**Exercise prompt**
Copy each line of the records that holds the string "Confirmed".

**Material**
## begin
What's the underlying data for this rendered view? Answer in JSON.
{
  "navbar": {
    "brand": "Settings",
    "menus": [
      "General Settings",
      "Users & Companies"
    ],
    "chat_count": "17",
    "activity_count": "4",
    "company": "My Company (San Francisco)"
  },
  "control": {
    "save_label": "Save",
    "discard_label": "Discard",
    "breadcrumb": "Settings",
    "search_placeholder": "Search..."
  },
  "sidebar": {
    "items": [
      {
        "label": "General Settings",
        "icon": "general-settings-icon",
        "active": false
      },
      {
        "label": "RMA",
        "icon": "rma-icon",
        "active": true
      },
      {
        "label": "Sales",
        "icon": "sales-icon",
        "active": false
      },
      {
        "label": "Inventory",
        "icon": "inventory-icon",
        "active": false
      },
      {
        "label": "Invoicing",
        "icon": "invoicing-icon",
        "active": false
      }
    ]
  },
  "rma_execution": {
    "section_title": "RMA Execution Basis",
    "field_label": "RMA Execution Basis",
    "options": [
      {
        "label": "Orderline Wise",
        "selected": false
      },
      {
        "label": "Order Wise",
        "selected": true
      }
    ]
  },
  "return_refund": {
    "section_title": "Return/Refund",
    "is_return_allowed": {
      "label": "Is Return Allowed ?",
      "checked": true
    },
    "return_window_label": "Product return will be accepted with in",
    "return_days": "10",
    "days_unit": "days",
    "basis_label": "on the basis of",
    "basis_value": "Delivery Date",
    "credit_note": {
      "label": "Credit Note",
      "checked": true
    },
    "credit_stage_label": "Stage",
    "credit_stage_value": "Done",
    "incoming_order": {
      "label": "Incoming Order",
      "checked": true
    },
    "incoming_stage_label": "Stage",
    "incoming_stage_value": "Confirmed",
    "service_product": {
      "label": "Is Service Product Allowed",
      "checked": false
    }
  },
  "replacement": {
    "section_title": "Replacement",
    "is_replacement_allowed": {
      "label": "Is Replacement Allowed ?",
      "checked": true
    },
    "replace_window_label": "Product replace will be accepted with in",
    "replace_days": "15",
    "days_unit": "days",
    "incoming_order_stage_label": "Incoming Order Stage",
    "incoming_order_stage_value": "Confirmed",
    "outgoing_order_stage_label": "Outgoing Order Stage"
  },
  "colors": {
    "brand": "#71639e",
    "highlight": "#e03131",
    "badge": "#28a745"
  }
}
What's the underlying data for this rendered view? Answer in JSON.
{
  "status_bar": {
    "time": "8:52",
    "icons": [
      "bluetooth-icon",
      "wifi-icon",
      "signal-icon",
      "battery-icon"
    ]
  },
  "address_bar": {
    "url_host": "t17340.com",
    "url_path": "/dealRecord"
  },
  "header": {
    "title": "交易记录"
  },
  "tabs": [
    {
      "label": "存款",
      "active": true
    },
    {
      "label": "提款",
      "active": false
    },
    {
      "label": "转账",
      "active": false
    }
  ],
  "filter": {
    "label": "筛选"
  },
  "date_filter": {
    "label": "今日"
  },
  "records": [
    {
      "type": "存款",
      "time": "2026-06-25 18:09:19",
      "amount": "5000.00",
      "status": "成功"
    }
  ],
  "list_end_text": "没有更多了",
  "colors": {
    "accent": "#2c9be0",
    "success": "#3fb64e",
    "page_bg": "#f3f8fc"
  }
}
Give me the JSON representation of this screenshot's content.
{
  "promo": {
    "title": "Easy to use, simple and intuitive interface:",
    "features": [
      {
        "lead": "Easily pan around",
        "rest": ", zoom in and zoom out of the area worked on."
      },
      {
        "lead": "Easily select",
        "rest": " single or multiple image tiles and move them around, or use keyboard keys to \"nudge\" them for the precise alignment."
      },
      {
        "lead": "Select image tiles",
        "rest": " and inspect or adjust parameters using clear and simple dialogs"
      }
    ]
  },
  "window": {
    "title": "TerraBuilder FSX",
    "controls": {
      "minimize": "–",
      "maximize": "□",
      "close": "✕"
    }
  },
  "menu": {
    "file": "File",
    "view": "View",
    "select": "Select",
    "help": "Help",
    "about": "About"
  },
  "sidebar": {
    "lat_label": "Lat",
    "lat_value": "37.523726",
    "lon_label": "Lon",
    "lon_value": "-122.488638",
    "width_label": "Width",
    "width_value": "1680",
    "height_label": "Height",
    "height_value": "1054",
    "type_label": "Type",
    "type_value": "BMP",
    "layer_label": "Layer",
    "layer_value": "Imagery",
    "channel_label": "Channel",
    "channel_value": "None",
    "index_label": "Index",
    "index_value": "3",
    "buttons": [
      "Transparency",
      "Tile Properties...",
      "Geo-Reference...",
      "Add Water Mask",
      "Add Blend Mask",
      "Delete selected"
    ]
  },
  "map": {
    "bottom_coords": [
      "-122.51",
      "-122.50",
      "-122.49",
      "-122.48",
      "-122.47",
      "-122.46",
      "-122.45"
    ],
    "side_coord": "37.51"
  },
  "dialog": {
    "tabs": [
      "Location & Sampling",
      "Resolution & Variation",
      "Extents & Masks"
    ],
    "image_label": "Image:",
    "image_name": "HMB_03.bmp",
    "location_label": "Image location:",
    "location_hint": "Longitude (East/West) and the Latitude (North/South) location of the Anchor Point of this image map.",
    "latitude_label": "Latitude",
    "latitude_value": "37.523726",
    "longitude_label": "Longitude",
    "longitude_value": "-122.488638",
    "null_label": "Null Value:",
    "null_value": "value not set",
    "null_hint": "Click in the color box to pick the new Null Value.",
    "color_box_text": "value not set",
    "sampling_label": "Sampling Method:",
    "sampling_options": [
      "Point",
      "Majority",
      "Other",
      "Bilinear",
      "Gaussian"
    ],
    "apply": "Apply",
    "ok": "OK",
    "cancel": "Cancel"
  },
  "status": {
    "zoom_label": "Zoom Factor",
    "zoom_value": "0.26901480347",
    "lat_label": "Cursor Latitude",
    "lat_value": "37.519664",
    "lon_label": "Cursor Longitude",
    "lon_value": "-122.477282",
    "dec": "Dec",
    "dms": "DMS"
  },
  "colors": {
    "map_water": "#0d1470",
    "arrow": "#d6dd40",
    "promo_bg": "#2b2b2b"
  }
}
## end
**The solution**
    "incoming_stage_value": "Confirmed",
    "incoming_order_stage_value": "Confirmed",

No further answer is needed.